▸ **PROBLEM STATEMENT**
Output the lines that follow exactly as they are.

▸ **Records from a data source**
────────────────────

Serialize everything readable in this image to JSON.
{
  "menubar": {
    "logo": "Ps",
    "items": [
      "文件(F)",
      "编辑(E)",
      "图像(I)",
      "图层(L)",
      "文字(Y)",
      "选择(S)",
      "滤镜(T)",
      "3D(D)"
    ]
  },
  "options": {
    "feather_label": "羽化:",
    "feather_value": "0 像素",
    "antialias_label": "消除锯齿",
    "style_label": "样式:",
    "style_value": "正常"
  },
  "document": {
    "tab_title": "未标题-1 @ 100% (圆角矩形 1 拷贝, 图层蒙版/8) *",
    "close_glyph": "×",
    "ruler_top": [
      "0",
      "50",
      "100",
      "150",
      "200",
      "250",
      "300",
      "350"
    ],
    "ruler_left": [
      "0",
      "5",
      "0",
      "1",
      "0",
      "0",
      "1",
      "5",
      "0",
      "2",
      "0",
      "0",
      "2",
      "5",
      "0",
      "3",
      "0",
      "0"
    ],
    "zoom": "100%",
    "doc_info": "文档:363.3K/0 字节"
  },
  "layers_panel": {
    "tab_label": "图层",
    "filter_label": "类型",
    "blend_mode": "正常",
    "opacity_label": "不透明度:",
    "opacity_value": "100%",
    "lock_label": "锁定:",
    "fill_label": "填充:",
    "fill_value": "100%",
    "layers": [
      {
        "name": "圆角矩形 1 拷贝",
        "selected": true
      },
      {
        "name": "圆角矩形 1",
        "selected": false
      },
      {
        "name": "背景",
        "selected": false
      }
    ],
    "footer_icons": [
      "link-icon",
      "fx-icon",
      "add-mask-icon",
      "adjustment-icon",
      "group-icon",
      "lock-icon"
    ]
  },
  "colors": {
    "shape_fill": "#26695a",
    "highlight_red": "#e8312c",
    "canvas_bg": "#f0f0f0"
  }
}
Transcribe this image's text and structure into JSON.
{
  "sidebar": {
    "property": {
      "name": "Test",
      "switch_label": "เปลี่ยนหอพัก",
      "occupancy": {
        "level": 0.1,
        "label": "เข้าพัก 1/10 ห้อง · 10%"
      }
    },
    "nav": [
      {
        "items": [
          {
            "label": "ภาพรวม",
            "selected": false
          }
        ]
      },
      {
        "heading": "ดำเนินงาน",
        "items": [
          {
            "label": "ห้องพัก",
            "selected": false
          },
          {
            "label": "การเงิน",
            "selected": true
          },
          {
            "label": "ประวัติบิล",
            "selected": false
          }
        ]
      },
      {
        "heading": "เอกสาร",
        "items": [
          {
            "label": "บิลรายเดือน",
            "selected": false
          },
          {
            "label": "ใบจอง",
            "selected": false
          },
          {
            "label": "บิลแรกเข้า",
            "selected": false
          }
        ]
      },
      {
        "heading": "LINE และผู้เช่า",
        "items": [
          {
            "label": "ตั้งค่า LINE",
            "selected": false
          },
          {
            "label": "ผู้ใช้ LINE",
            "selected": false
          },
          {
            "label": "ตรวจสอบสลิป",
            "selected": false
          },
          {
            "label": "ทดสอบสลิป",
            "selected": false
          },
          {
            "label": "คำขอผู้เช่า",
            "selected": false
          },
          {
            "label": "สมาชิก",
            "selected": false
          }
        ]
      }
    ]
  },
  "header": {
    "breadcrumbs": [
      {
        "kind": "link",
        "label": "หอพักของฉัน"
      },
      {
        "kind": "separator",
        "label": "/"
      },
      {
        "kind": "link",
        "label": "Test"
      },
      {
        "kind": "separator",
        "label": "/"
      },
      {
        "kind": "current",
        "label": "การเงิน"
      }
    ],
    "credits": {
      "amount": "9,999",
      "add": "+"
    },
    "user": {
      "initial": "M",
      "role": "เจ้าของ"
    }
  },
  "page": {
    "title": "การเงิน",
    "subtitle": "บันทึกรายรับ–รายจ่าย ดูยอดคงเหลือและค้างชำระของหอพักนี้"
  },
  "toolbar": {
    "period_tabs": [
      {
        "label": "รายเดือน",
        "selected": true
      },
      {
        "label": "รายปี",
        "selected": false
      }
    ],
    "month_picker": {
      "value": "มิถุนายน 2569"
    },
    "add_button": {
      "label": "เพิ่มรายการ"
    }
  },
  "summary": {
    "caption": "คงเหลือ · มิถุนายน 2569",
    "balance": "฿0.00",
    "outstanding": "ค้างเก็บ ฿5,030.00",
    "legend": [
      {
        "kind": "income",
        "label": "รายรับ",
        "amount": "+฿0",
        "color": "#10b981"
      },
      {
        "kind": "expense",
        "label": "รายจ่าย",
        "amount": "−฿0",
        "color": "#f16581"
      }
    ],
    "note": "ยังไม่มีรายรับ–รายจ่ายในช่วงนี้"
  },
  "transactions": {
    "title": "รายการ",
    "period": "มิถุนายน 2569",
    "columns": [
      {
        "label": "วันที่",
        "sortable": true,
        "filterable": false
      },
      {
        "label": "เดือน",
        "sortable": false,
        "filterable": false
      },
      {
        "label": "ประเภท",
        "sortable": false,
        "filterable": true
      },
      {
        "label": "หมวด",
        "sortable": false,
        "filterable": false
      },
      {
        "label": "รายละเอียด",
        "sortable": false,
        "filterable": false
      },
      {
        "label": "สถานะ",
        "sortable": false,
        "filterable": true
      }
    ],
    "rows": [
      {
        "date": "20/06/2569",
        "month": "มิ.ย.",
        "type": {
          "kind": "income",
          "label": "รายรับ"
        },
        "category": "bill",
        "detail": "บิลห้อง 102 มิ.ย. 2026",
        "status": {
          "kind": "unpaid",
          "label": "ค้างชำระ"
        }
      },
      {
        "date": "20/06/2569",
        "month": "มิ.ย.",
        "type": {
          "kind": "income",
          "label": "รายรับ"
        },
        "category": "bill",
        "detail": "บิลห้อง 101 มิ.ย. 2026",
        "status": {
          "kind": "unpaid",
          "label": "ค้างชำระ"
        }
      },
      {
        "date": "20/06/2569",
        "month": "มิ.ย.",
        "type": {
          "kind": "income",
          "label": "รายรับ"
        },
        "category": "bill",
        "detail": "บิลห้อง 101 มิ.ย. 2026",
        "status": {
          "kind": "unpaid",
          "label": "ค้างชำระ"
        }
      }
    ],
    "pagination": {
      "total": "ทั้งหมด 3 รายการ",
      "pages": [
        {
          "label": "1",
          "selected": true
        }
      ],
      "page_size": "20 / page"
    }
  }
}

────────────────────

▸ **RIGHT ANSWER**
Serialize everything readable in this image to JSON.
{
  "menubar": {
    "logo": "Ps",
    "items": [
      "文件(F)",
      "编辑(E)",
      "图像(I)",
      "图层(L)",
      "文字(Y)",
      "选择(S)",
      "滤镜(T)",
      "3D(D)"
    ]
  },
  "options": {
    "feather_label": "羽化:",
    "feather_value": "0 像素",
    "antialias_label": "消除锯齿",
    "style_label": "样式:",
    "style_value": "正常"
  },
  "document": {
    "tab_title": "未标题-1 @ 100% (圆角矩形 1 拷贝, 图层蒙版/8) *",
    "close_glyph": "×",
    "ruler_top": [
      "0",
      "50",
      "100",
      "150",
      "200",
      "250",
      "300",
      "350"
    ],
    "ruler_left": [
      "0",
      "5",
      "0",
      "1",
      "0",
      "0",
      "1",
      "5",
      "0",
      "2",
      "0",
      "0",
      "2",
      "5",
      "0",
      "3",
      "0",
      "0"
    ],
    "zoom": "100%",
    "doc_info": "文档:363.3K/0 字节"
  },
  "layers_panel": {
    "tab_label": "图层",
    "filter_label": "类型",
    "blend_mode": "正常",
    "opacity_label": "不透明度:",
    "opacity_value": "100%",
    "lock_label": "锁定:",
    "fill_label": "填充:",
    "fill_value": "100%",
    "layers": [
      {
        "name": "圆角矩形 1 拷贝",
        "selected": true
      },
      {
        "name": "圆角矩形 1",
        "selected": false
      },
      {
        "name": "背景",
        "selected": false
      }
    ],
    "footer_icons": [
      "link-icon",
      "fx-icon",
      "add-mask-icon",
      "adjustment-icon",
      "group-icon",
      "lock-icon"
    ]
  },
  "colors": {
    "shape_fill": "#26695a",
    "highlight_red": "#e8312c",
    "canvas_bg": "#f0f0f0"
  }
}
Transcribe this image's text and structure into JSON.
{
  "sidebar": {
    "property": {
      "name": "Test",
      "switch_label": "เปลี่ยนหอพัก",
      "occupancy": {
        "level": 0.1,
        "label": "เข้าพัก 1/10 ห้อง · 10%"
      }
    },
    "nav": [
      {
        "items": [
          {
            "label": "ภาพรวม",
            "selected": false
          }
        ]
      },
      {
        "heading": "ดำเนินงาน",
        "items": [
          {
            "label": "ห้องพัก",
            "selected": false
          },
          {
            "label": "การเงิน",
            "selected": true
          },
          {
            "label": "ประวัติบิล",
            "selected": false
          }
        ]
      },
      {
        "heading": "เอกสาร",
        "items": [
          {
            "label": "บิลรายเดือน",
            "selected": false
          },
          {
            "label": "ใบจอง",
            "selected": false
          },
          {
            "label": "บิลแรกเข้า",
            "selected": false
          }
        ]
      },
      {
        "heading": "LINE และผู้เช่า",
        "items": [
          {
            "label": "ตั้งค่า LINE",
            "selected": false
          },
          {
            "label": "ผู้ใช้ LINE",
            "selected": false
          },
          {
            "label": "ตรวจสอบสลิป",
            "selected": false
          },
          {
            "label": "ทดสอบสลิป",
            "selected": false
          },
          {
            "label": "คำขอผู้เช่า",
            "selected": false
          },
          {
            "label": "สมาชิก",
            "selected": false
          }
        ]
      }
    ]
  },
  "header": {
    "breadcrumbs": [
      {
        "kind": "link",
        "label": "หอพักของฉัน"
      },
      {
        "kind": "separator",
        "label": "/"
      },
      {
        "kind": "link",
        "label": "Test"
      },
      {
        "kind": "separator",
        "label": "/"
      },
      {
        "kind": "current",
        "label": "การเงิน"
      }
    ],
    "credits": {
      "amount": "9,999",
      "add": "+"
    },
    "user": {
      "initial": "M",
      "role": "เจ้าของ"
    }
  },
  "page": {
    "title": "การเงิน",
    "subtitle": "บันทึกรายรับ–รายจ่าย ดูยอดคงเหลือและค้างชำระของหอพักนี้"
  },
  "toolbar": {
    "period_tabs": [
      {
        "label": "รายเดือน",
        "selected": true
      },
      {
        "label": "รายปี",
        "selected": false
      }
    ],
    "month_picker": {
      "value": "มิถุนายน 2569"
    },
    "add_button": {
      "label": "เพิ่มรายการ"
    }
  },
  "summary": {
    "caption": "คงเหลือ · มิถุนายน 2569",
    "balance": "฿0.00",
    "outstanding": "ค้างเก็บ ฿5,030.00",
    "legend": [
      {
        "kind": "income",
        "label": "รายรับ",
        "amount": "+฿0",
        "color": "#10b981"
      },
      {
        "kind": "expense",
        "label": "รายจ่าย",
        "amount": "−฿0",
        "color": "#f16581"
      }
    ],
    "note": "ยังไม่มีรายรับ–รายจ่ายในช่วงนี้"
  },
  "transactions": {
    "title": "รายการ",
    "period": "มิถุนายน 2569",
    "columns": [
      {
        "label": "วันที่",
        "sortable": true,
        "filterable": false
      },
      {
        "label": "เดือน",
        "sortable": false,
        "filterable": false
      },
      {
        "label": "ประเภท",
        "sortable": false,
        "filterable": true
      },
      {
        "label": "หมวด",
        "sortable": false,
        "filterable": false
      },
      {
        "label": "รายละเอียด",
        "sortable": false,
        "filterable": false
      },
      {
        "label": "สถานะ",
        "sortable": false,
        "filterable": true
      }
    ],
    "rows": [
      {
        "date": "20/06/2569",
        "month": "มิ.ย.",
        "type": {
          "kind": "income",
          "label": "รายรับ"
        },
        "category": "bill",
        "detail": "บิลห้อง 102 มิ.ย. 2026",
        "status": {
          "kind": "unpaid",
          "label": "ค้างชำระ"
        }
      },
      {
        "date": "20/06/2569",
        "month": "มิ.ย.",
        "type": {
          "kind": "income",
          "label": "รายรับ"
        },
        "category": "bill",
        "detail": "บิลห้อง 101 มิ.ย. 2026",
        "status": {
          "kind": "unpaid",
          "label": "ค้างชำระ"
        }
      },
      {
        "date": "20/06/2569",
        "month": "มิ.ย.",
        "type": {
          "kind": "income",
          "label": "รายรับ"
        },
        "category": "bill",
        "detail": "บิลห้อง 101 มิ.ย. 2026",
        "status": {
          "kind": "unpaid",
          "label": "ค้างชำระ"
        }
      }
    ],
    "pagination": {
      "total": "ทั้งหมด 3 รายการ",
      "pages": [
        {
          "label": "1",
          "selected": true
        }
      ],
      "page_size": "20 / page"
    }
  }
}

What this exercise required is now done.